### Exercise objective
Check each line of the listing for the word "which" and give only the number of lines that have it.

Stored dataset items
-- Start --

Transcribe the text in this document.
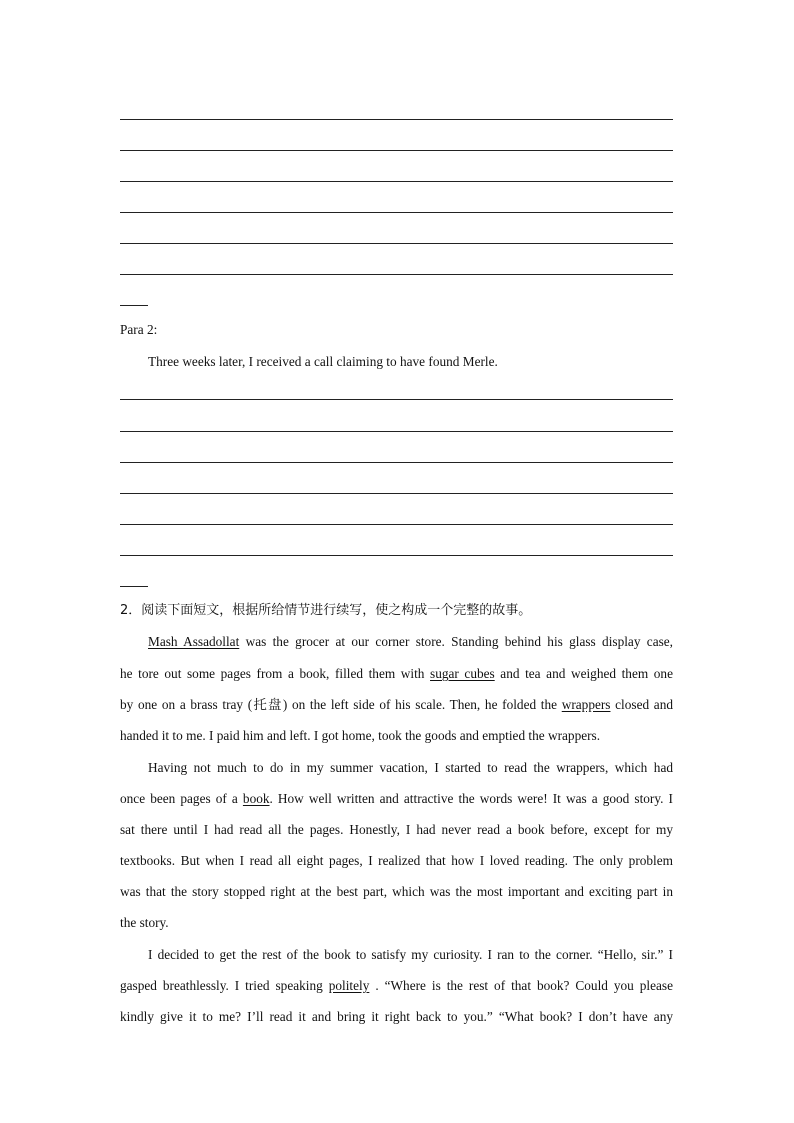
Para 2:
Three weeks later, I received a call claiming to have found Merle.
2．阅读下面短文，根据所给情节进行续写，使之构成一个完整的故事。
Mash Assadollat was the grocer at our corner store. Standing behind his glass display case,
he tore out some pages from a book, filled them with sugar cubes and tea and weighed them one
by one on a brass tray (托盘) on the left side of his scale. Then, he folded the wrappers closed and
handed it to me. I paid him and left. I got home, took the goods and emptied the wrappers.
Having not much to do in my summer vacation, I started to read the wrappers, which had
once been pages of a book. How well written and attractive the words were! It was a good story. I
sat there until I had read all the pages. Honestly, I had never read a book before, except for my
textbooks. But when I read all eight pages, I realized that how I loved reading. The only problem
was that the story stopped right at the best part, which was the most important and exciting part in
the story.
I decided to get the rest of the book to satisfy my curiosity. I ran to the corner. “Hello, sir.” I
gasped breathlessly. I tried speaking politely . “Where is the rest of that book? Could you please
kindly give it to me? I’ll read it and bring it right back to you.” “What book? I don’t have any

-- End --
-- Start --

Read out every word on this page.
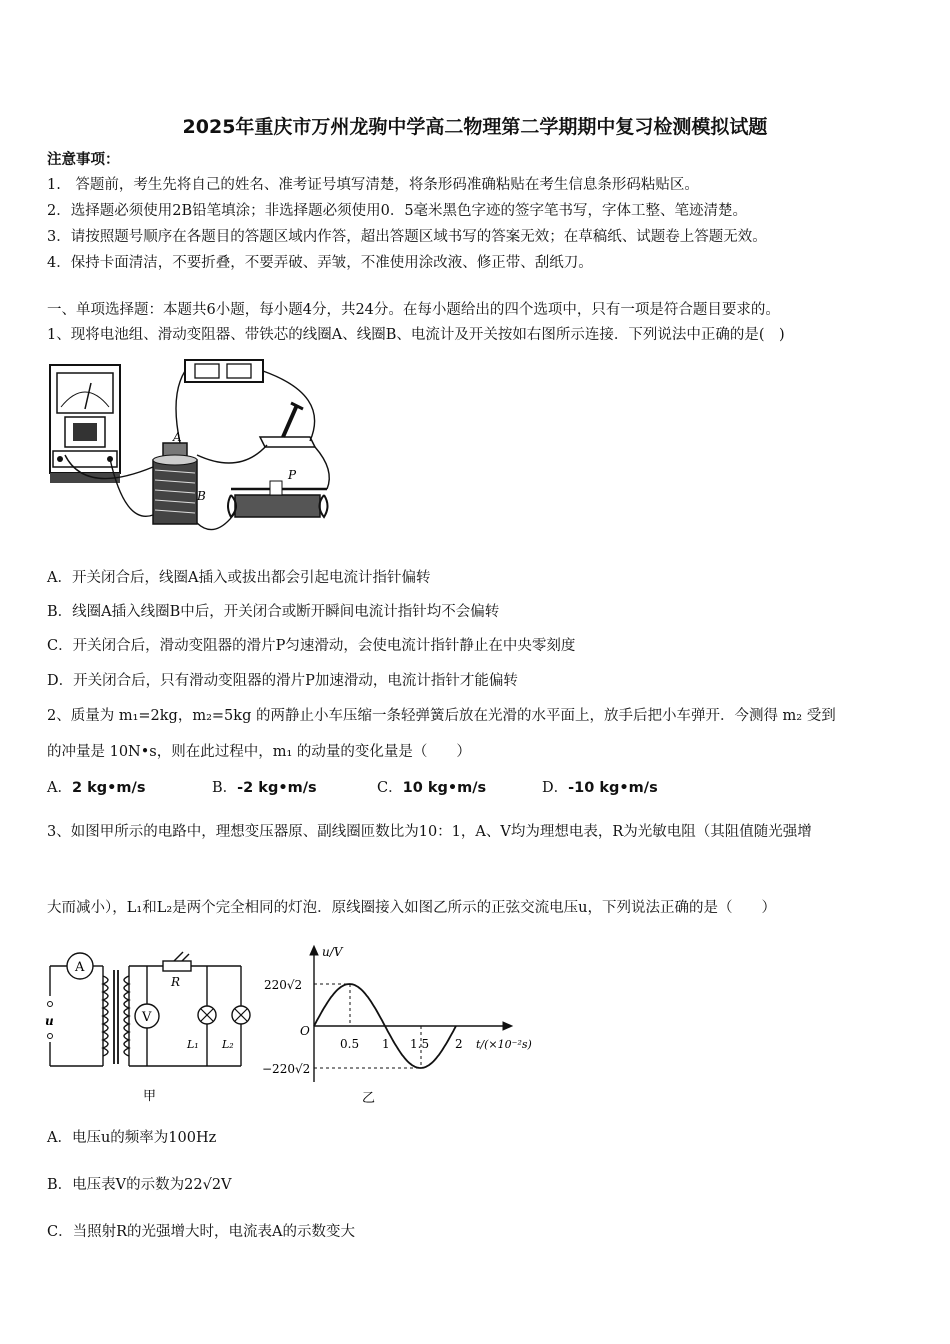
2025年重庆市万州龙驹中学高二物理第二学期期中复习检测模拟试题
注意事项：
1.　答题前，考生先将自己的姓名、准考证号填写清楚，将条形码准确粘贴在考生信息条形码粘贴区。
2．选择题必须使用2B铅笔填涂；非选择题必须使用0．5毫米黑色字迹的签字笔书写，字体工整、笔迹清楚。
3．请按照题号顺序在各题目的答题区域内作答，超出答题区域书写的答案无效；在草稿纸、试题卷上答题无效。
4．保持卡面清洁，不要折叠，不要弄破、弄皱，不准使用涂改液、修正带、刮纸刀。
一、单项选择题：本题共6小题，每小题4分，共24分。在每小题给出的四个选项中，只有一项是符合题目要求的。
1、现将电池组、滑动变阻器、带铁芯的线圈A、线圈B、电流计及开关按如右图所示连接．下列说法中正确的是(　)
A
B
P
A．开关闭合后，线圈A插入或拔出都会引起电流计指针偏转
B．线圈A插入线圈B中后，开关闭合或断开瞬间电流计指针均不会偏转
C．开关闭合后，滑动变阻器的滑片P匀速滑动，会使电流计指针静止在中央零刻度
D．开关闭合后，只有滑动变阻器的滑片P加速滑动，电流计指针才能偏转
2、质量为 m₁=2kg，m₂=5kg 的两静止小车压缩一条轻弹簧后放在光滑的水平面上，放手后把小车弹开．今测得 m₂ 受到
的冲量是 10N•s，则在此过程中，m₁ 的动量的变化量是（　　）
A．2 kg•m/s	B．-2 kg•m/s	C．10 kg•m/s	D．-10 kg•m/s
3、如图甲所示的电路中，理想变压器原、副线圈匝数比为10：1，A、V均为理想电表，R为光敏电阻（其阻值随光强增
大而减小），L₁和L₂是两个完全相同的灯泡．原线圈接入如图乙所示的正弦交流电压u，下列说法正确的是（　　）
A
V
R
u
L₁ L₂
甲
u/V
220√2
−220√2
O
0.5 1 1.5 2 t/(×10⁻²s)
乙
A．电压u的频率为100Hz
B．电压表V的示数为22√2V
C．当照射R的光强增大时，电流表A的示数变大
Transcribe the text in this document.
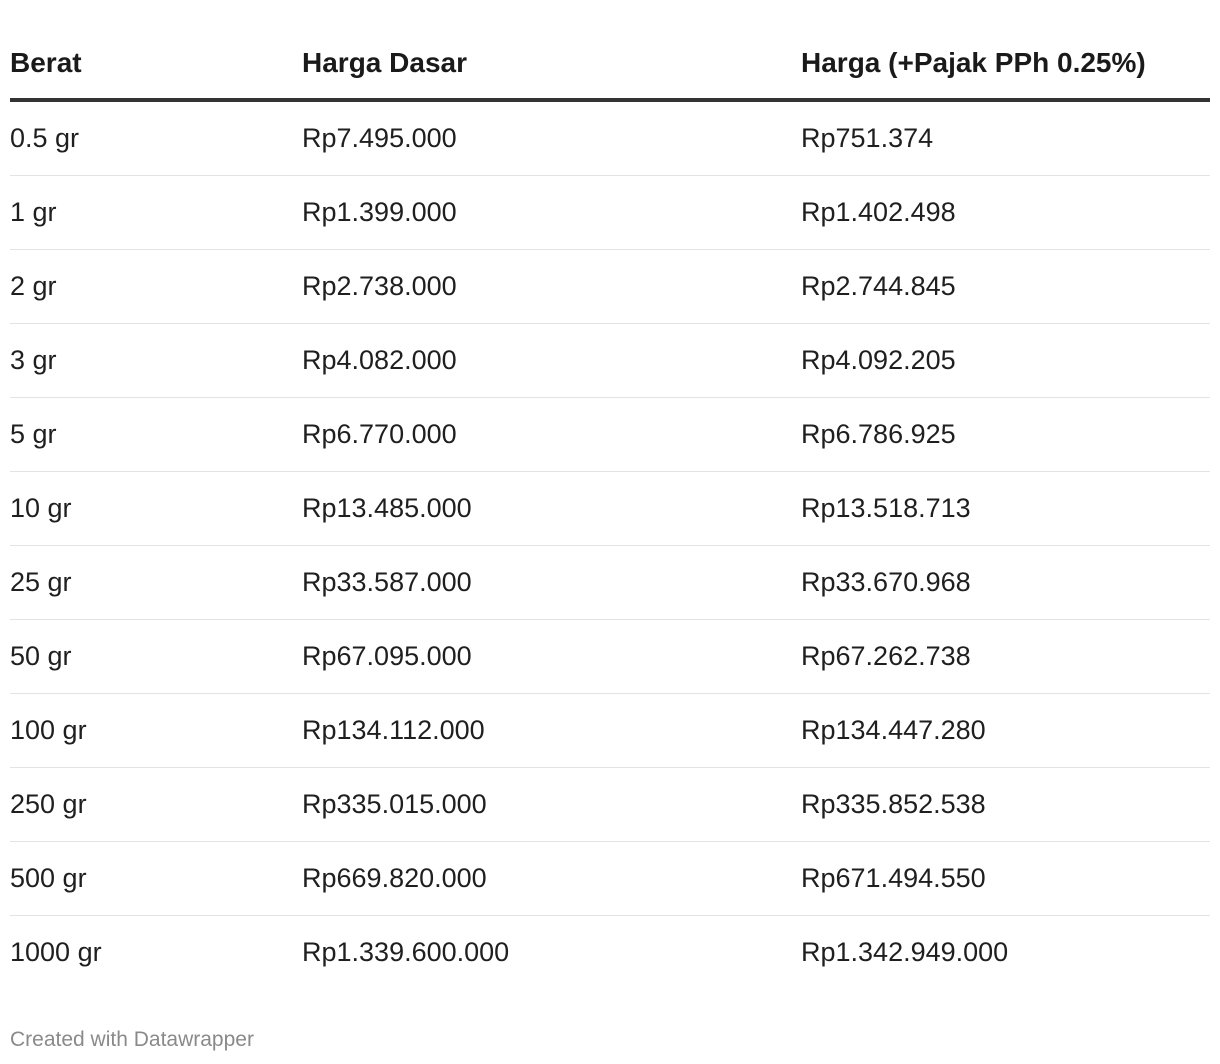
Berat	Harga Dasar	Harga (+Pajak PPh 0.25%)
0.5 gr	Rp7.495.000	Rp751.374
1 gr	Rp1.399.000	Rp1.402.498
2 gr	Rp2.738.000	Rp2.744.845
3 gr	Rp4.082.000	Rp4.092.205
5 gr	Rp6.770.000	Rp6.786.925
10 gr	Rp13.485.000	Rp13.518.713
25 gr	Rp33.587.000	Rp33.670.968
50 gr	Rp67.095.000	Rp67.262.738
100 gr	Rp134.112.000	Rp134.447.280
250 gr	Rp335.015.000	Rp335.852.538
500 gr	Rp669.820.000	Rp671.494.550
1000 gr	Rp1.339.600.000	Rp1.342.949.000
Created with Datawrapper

-- End --

### Complete response
2